### WHAT IS REQUIRED
Copy every line in which the string "Settings" occurs.

### SOURCE RECORDS
== == ==

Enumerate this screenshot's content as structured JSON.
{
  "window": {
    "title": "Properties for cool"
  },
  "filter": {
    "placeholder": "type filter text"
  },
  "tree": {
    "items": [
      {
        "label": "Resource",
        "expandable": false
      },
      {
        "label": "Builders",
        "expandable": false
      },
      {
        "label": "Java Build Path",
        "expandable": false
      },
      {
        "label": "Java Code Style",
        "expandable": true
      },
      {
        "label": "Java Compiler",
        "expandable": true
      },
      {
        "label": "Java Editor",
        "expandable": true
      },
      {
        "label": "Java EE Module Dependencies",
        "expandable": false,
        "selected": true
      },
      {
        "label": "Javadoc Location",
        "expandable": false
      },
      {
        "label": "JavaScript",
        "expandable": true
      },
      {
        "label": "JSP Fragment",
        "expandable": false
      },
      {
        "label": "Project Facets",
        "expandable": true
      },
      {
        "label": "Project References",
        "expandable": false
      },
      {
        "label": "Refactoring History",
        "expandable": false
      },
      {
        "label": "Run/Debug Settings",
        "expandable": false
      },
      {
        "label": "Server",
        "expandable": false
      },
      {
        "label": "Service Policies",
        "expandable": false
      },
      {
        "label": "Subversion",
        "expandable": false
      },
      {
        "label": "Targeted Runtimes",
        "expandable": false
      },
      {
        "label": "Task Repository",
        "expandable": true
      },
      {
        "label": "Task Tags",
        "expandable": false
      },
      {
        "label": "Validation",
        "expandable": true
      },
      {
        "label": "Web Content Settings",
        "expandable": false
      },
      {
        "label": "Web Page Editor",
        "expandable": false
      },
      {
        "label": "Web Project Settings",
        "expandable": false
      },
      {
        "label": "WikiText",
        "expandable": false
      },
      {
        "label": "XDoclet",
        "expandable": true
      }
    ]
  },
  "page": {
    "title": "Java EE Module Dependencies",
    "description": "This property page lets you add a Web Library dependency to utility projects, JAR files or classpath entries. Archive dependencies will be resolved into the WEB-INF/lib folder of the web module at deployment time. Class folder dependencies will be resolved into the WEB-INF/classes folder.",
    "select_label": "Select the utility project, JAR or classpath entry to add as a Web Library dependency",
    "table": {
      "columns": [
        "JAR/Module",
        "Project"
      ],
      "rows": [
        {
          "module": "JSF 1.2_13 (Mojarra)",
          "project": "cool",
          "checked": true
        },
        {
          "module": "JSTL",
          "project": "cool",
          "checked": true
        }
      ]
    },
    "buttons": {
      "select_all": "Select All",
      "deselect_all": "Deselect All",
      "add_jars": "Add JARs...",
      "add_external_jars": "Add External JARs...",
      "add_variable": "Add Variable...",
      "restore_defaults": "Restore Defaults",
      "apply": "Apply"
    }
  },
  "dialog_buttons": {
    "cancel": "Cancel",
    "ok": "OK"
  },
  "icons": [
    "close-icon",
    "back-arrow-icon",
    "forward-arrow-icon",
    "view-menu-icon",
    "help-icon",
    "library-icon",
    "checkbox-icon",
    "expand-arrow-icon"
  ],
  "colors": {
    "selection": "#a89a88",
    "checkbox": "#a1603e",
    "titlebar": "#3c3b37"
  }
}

== == ==

### ANSWER TO THE PROBLEM
        "label": "Run/Debug Settings",
        "label": "Web Content Settings",
        "label": "Web Project Settings",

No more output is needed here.